Task brief
Each line containing the word "游戏设置" must be collected.

[Data listing]
══════
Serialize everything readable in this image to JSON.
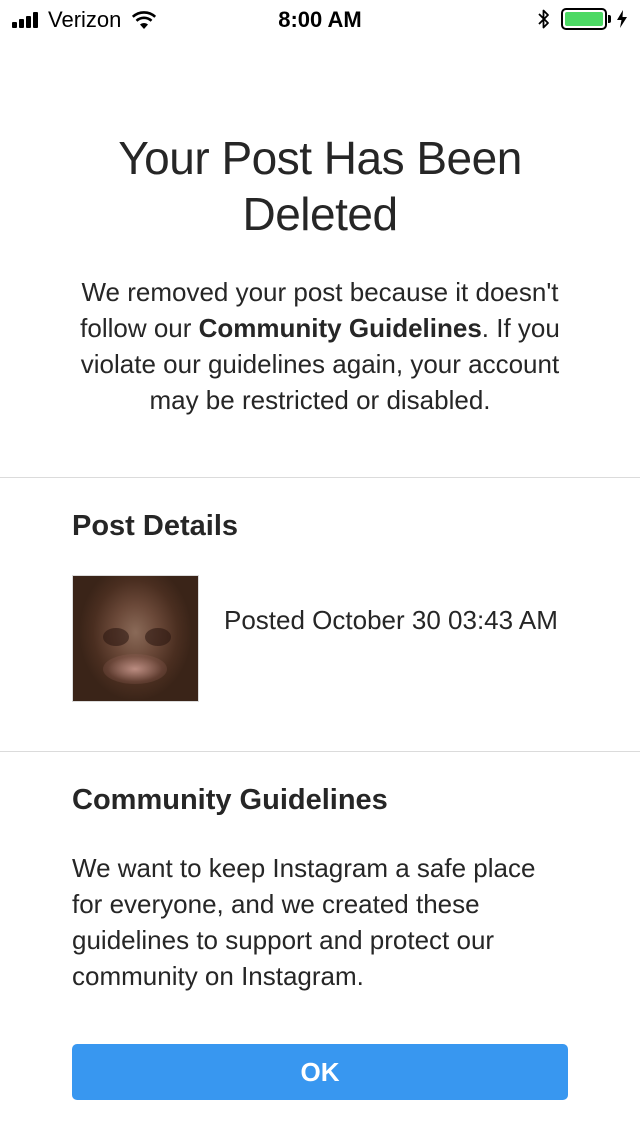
{
  "status_bar": {
    "carrier": "Verizon",
    "time": "8:00 AM",
    "battery_level": 1.0,
    "battery_color": "#4cd964",
    "icons": [
      "signal-icon",
      "wifi-icon",
      "bluetooth-icon",
      "battery-icon",
      "charging-icon"
    ]
  },
  "header": {
    "title": "Your Post Has Been Deleted",
    "intro_part1": "We removed your post because it doesn't follow our ",
    "intro_bold": "Community Guidelines",
    "intro_part2": ". If you violate our guidelines again, your account may be restricted or disabled."
  },
  "post_details": {
    "heading": "Post Details",
    "posted_text": "Posted October 30 03:43 AM"
  },
  "guidelines": {
    "heading": "Community Guidelines",
    "body": "We want to keep Instagram a safe place for everyone, and we created these guidelines to support and protect our community on Instagram."
  },
  "actions": {
    "ok_label": "OK",
    "ok_color": "#3897f0"
  }
}
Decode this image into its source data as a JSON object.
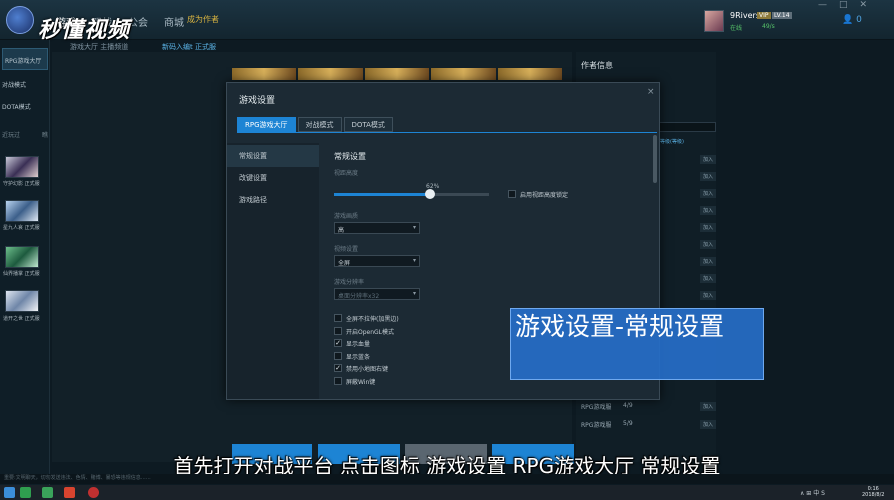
{
  "topbar": {
    "nav": [
      "游戏",
      "观战",
      "公会",
      "商城"
    ],
    "author_badge": "成为作者",
    "watermark": "秒懂视频",
    "subnav_left": "游戏大厅  主播频道",
    "subnav_right": "新码入编t  正式服",
    "user": {
      "name": "9Rivers",
      "vip": "VIP",
      "level": "LV.14",
      "status": "在线",
      "status2": "49/s"
    },
    "friends_count": "0",
    "window_controls": [
      "—",
      "□",
      "✕"
    ]
  },
  "sidebar": {
    "items": [
      {
        "label": "RPG游戏大厅",
        "active": true
      },
      {
        "label": "对战模式",
        "active": false
      },
      {
        "label": "DOTA模式",
        "active": false
      }
    ],
    "section_label": "近玩过",
    "section_right": "瞧",
    "games": [
      {
        "label": "守护幻影 正式服"
      },
      {
        "label": "星九人哀 正式服"
      },
      {
        "label": "仙界播掌 正式服"
      },
      {
        "label": "道开之世 正式服"
      }
    ]
  },
  "right_panel": {
    "title": "作者信息",
    "header_link": "等级(等级)",
    "rows": [
      {
        "label": "RPG游戏服",
        "count": "4/9"
      },
      {
        "label": "RPG游戏服",
        "count": "5/9"
      }
    ],
    "join_label": "加入"
  },
  "dialog": {
    "title": "游戏设置",
    "close": "×",
    "tabs": [
      "RPG游戏大厅",
      "对战模式",
      "DOTA模式"
    ],
    "left_menu": [
      "常规设置",
      "改键设置",
      "游戏路径"
    ],
    "section_title": "常规设置",
    "view_height_label": "视距高度",
    "slider_value": 62,
    "slider_value_text": "62%",
    "lock_checkbox_label": "启用视距高度锁定",
    "quality_label": "游戏画质",
    "quality_value": "高",
    "display_label": "视频设置",
    "display_value": "全屏",
    "resolution_label": "游戏分辨率",
    "resolution_value": "桌面分辨率x32",
    "checkboxes": [
      {
        "label": "全屏不拉伸(加黑边)",
        "checked": false
      },
      {
        "label": "开启OpenGL模式",
        "checked": false
      },
      {
        "label": "显示血量",
        "checked": true
      },
      {
        "label": "显示蓝条",
        "checked": false
      },
      {
        "label": "禁用小地图右键",
        "checked": true
      },
      {
        "label": "屏蔽Win键",
        "checked": false
      }
    ]
  },
  "overlay_caption": "游戏设置-常规设置",
  "subtitle": "首先打开对战平台 点击图标 游戏设置 RPG游戏大厅 常规设置",
  "status_text": "重要:文明聊天，切勿发送违法、色情、赌博、暴恐等违规信息……",
  "taskbar": {
    "tray": "∧  ⊞  中  S",
    "time": "0:16",
    "date": "2018/8/2"
  }
}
══════
Reply to the exercise
    "title": "游戏设置",
  "overlay_caption": "游戏设置-常规设置",
  "subtitle": "首先打开对战平台 点击图标 游戏设置 RPG游戏大厅 常规设置",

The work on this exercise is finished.